**Task directions**
Below are records to repeat exactly. Omit the pictures from the copy.

**Input rows**
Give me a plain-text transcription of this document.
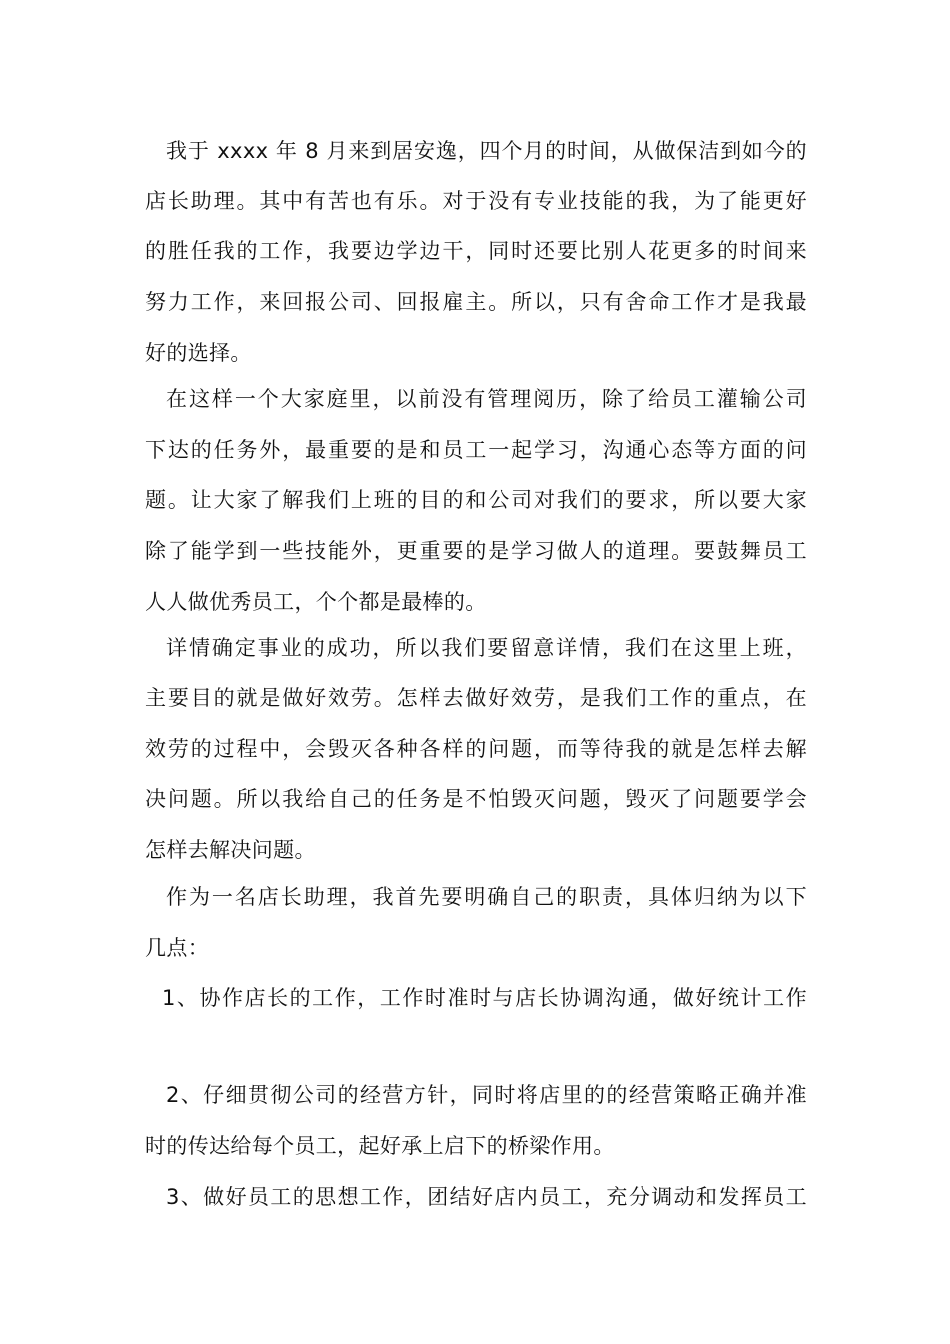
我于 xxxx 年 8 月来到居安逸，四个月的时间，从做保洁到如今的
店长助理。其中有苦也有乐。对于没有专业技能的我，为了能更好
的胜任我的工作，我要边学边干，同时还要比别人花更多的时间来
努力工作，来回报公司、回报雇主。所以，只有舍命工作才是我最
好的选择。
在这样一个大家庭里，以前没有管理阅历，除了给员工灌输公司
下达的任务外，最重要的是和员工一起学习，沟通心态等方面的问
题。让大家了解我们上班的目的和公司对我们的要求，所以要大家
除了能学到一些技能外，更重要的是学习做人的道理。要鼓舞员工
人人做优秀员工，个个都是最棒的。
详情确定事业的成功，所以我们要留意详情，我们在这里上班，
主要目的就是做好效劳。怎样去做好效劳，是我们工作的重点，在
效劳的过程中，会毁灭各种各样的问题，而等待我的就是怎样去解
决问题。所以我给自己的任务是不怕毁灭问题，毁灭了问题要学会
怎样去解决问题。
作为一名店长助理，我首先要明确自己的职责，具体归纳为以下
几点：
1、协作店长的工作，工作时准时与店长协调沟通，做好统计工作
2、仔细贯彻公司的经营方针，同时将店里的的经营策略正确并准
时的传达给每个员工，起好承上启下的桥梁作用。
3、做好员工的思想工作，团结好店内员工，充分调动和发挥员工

**Task solution**
Give me a plain-text transcription of this document.
我于 xxxx 年 8 月来到居安逸，四个月的时间，从做保洁到如今的
店长助理。其中有苦也有乐。对于没有专业技能的我，为了能更好
的胜任我的工作，我要边学边干，同时还要比别人花更多的时间来
努力工作，来回报公司、回报雇主。所以，只有舍命工作才是我最
好的选择。
在这样一个大家庭里，以前没有管理阅历，除了给员工灌输公司
下达的任务外，最重要的是和员工一起学习，沟通心态等方面的问
题。让大家了解我们上班的目的和公司对我们的要求，所以要大家
除了能学到一些技能外，更重要的是学习做人的道理。要鼓舞员工
人人做优秀员工，个个都是最棒的。
详情确定事业的成功，所以我们要留意详情，我们在这里上班，
主要目的就是做好效劳。怎样去做好效劳，是我们工作的重点，在
效劳的过程中，会毁灭各种各样的问题，而等待我的就是怎样去解
决问题。所以我给自己的任务是不怕毁灭问题，毁灭了问题要学会
怎样去解决问题。
作为一名店长助理，我首先要明确自己的职责，具体归纳为以下
几点：
1、协作店长的工作，工作时准时与店长协调沟通，做好统计工作
2、仔细贯彻公司的经营方针，同时将店里的的经营策略正确并准
时的传达给每个员工，起好承上启下的桥梁作用。
3、做好员工的思想工作，团结好店内员工，充分调动和发挥员工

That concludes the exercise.